Provided information:
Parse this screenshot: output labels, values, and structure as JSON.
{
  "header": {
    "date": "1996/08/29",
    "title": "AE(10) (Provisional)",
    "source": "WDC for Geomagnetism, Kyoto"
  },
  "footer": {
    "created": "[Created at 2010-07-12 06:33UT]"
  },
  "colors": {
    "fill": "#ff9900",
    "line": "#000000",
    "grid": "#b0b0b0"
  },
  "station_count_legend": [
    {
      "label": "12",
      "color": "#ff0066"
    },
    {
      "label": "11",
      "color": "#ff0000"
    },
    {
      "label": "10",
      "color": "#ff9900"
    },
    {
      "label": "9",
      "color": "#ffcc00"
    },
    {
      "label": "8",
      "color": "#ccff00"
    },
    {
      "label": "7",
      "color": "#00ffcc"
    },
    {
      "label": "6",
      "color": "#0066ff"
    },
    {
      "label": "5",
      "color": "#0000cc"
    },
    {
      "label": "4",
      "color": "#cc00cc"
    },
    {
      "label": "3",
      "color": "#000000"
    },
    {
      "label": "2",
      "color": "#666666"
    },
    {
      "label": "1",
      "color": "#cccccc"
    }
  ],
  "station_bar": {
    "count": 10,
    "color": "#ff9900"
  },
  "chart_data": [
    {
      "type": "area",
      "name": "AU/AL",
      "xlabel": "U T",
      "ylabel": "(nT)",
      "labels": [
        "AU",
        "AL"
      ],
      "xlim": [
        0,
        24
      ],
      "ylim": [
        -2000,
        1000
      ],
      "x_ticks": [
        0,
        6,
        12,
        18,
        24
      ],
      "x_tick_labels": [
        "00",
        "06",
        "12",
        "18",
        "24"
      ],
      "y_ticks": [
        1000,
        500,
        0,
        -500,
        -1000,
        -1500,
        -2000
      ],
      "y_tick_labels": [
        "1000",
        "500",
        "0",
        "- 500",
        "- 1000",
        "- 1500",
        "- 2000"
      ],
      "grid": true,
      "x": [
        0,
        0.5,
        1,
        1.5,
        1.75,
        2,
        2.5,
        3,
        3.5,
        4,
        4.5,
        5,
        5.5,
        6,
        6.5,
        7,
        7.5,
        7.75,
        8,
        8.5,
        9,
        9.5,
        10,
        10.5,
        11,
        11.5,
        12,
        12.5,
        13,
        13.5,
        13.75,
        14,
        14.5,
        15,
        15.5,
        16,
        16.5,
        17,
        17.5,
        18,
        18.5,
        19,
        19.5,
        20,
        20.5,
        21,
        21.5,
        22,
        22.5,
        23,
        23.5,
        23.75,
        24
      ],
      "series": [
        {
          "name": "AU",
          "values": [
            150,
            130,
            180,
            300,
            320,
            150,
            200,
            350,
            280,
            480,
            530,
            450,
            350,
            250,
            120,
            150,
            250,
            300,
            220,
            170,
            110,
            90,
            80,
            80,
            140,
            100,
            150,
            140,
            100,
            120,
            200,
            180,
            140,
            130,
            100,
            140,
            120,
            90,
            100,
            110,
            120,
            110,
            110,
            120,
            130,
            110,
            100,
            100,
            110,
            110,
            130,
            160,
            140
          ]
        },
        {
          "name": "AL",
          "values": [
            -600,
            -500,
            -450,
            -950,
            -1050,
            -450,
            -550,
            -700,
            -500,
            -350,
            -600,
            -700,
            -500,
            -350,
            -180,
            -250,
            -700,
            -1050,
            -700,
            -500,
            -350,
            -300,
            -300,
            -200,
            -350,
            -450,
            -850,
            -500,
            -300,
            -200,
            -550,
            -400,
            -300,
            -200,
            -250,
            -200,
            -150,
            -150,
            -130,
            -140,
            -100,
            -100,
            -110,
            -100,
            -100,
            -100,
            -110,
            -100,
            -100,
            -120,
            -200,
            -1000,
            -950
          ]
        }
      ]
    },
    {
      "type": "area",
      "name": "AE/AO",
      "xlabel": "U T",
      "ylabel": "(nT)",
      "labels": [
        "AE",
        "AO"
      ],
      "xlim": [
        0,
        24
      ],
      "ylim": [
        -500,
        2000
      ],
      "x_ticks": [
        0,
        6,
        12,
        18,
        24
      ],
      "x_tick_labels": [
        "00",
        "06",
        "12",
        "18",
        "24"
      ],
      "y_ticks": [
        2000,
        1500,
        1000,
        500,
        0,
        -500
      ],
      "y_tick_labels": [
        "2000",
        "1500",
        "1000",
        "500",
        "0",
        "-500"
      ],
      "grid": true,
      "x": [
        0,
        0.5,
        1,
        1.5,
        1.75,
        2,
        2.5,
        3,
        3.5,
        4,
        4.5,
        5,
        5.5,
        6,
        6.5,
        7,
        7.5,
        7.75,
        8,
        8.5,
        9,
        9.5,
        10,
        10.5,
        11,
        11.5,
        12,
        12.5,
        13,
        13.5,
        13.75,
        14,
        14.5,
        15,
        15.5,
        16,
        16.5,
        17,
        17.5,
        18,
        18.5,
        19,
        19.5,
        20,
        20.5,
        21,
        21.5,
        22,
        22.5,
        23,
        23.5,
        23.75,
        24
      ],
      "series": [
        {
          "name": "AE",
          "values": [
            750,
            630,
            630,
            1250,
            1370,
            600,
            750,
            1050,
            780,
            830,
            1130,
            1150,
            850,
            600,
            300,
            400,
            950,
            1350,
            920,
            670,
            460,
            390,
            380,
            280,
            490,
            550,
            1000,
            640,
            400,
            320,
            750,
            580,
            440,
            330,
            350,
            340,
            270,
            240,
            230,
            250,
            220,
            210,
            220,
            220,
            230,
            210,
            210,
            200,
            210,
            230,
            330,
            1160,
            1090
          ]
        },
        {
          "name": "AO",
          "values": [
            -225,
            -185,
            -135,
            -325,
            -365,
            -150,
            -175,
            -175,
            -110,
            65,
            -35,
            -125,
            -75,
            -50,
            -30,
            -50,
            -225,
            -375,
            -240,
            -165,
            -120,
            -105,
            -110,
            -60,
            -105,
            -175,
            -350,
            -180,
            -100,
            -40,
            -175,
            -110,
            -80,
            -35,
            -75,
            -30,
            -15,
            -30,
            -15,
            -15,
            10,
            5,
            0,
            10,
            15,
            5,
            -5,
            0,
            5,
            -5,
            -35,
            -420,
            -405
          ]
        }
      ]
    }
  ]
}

Problem description:
Return the whole listing exactly.

Complete response:
Parse this screenshot: output labels, values, and structure as JSON.
{
  "header": {
    "date": "1996/08/29",
    "title": "AE(10) (Provisional)",
    "source": "WDC for Geomagnetism, Kyoto"
  },
  "footer": {
    "created": "[Created at 2010-07-12 06:33UT]"
  },
  "colors": {
    "fill": "#ff9900",
    "line": "#000000",
    "grid": "#b0b0b0"
  },
  "station_count_legend": [
    {
      "label": "12",
      "color": "#ff0066"
    },
    {
      "label": "11",
      "color": "#ff0000"
    },
    {
      "label": "10",
      "color": "#ff9900"
    },
    {
      "label": "9",
      "color": "#ffcc00"
    },
    {
      "label": "8",
      "color": "#ccff00"
    },
    {
      "label": "7",
      "color": "#00ffcc"
    },
    {
      "label": "6",
      "color": "#0066ff"
    },
    {
      "label": "5",
      "color": "#0000cc"
    },
    {
      "label": "4",
      "color": "#cc00cc"
    },
    {
      "label": "3",
      "color": "#000000"
    },
    {
      "label": "2",
      "color": "#666666"
    },
    {
      "label": "1",
      "color": "#cccccc"
    }
  ],
  "station_bar": {
    "count": 10,
    "color": "#ff9900"
  },
  "chart_data": [
    {
      "type": "area",
      "name": "AU/AL",
      "xlabel": "U T",
      "ylabel": "(nT)",
      "labels": [
        "AU",
        "AL"
      ],
      "xlim": [
        0,
        24
      ],
      "ylim": [
        -2000,
        1000
      ],
      "x_ticks": [
        0,
        6,
        12,
        18,
        24
      ],
      "x_tick_labels": [
        "00",
        "06",
        "12",
        "18",
        "24"
      ],
      "y_ticks": [
        1000,
        500,
        0,
        -500,
        -1000,
        -1500,
        -2000
      ],
      "y_tick_labels": [
        "1000",
        "500",
        "0",
        "- 500",
        "- 1000",
        "- 1500",
        "- 2000"
      ],
      "grid": true,
      "x": [
        0,
        0.5,
        1,
        1.5,
        1.75,
        2,
        2.5,
        3,
        3.5,
        4,
        4.5,
        5,
        5.5,
        6,
        6.5,
        7,
        7.5,
        7.75,
        8,
        8.5,
        9,
        9.5,
        10,
        10.5,
        11,
        11.5,
        12,
        12.5,
        13,
        13.5,
        13.75,
        14,
        14.5,
        15,
        15.5,
        16,
        16.5,
        17,
        17.5,
        18,
        18.5,
        19,
        19.5,
        20,
        20.5,
        21,
        21.5,
        22,
        22.5,
        23,
        23.5,
        23.75,
        24
      ],
      "series": [
        {
          "name": "AU",
          "values": [
            150,
            130,
            180,
            300,
            320,
            150,
            200,
            350,
            280,
            480,
            530,
            450,
            350,
            250,
            120,
            150,
            250,
            300,
            220,
            170,
            110,
            90,
            80,
            80,
            140,
            100,
            150,
            140,
            100,
            120,
            200,
            180,
            140,
            130,
            100,
            140,
            120,
            90,
            100,
            110,
            120,
            110,
            110,
            120,
            130,
            110,
            100,
            100,
            110,
            110,
            130,
            160,
            140
          ]
        },
        {
          "name": "AL",
          "values": [
            -600,
            -500,
            -450,
            -950,
            -1050,
            -450,
            -550,
            -700,
            -500,
            -350,
            -600,
            -700,
            -500,
            -350,
            -180,
            -250,
            -700,
            -1050,
            -700,
            -500,
            -350,
            -300,
            -300,
            -200,
            -350,
            -450,
            -850,
            -500,
            -300,
            -200,
            -550,
            -400,
            -300,
            -200,
            -250,
            -200,
            -150,
            -150,
            -130,
            -140,
            -100,
            -100,
            -110,
            -100,
            -100,
            -100,
            -110,
            -100,
            -100,
            -120,
            -200,
            -1000,
            -950
          ]
        }
      ]
    },
    {
      "type": "area",
      "name": "AE/AO",
      "xlabel": "U T",
      "ylabel": "(nT)",
      "labels": [
        "AE",
        "AO"
      ],
      "xlim": [
        0,
        24
      ],
      "ylim": [
        -500,
        2000
      ],
      "x_ticks": [
        0,
        6,
        12,
        18,
        24
      ],
      "x_tick_labels": [
        "00",
        "06",
        "12",
        "18",
        "24"
      ],
      "y_ticks": [
        2000,
        1500,
        1000,
        500,
        0,
        -500
      ],
      "y_tick_labels": [
        "2000",
        "1500",
        "1000",
        "500",
        "0",
        "-500"
      ],
      "grid": true,
      "x": [
        0,
        0.5,
        1,
        1.5,
        1.75,
        2,
        2.5,
        3,
        3.5,
        4,
        4.5,
        5,
        5.5,
        6,
        6.5,
        7,
        7.5,
        7.75,
        8,
        8.5,
        9,
        9.5,
        10,
        10.5,
        11,
        11.5,
        12,
        12.5,
        13,
        13.5,
        13.75,
        14,
        14.5,
        15,
        15.5,
        16,
        16.5,
        17,
        17.5,
        18,
        18.5,
        19,
        19.5,
        20,
        20.5,
        21,
        21.5,
        22,
        22.5,
        23,
        23.5,
        23.75,
        24
      ],
      "series": [
        {
          "name": "AE",
          "values": [
            750,
            630,
            630,
            1250,
            1370,
            600,
            750,
            1050,
            780,
            830,
            1130,
            1150,
            850,
            600,
            300,
            400,
            950,
            1350,
            920,
            670,
            460,
            390,
            380,
            280,
            490,
            550,
            1000,
            640,
            400,
            320,
            750,
            580,
            440,
            330,
            350,
            340,
            270,
            240,
            230,
            250,
            220,
            210,
            220,
            220,
            230,
            210,
            210,
            200,
            210,
            230,
            330,
            1160,
            1090
          ]
        },
        {
          "name": "AO",
          "values": [
            -225,
            -185,
            -135,
            -325,
            -365,
            -150,
            -175,
            -175,
            -110,
            65,
            -35,
            -125,
            -75,
            -50,
            -30,
            -50,
            -225,
            -375,
            -240,
            -165,
            -120,
            -105,
            -110,
            -60,
            -105,
            -175,
            -350,
            -180,
            -100,
            -40,
            -175,
            -110,
            -80,
            -35,
            -75,
            -30,
            -15,
            -30,
            -15,
            -15,
            10,
            5,
            0,
            10,
            15,
            5,
            -5,
            0,
            5,
            -5,
            -35,
            -420,
            -405
          ]
        }
      ]
    }
  ]
}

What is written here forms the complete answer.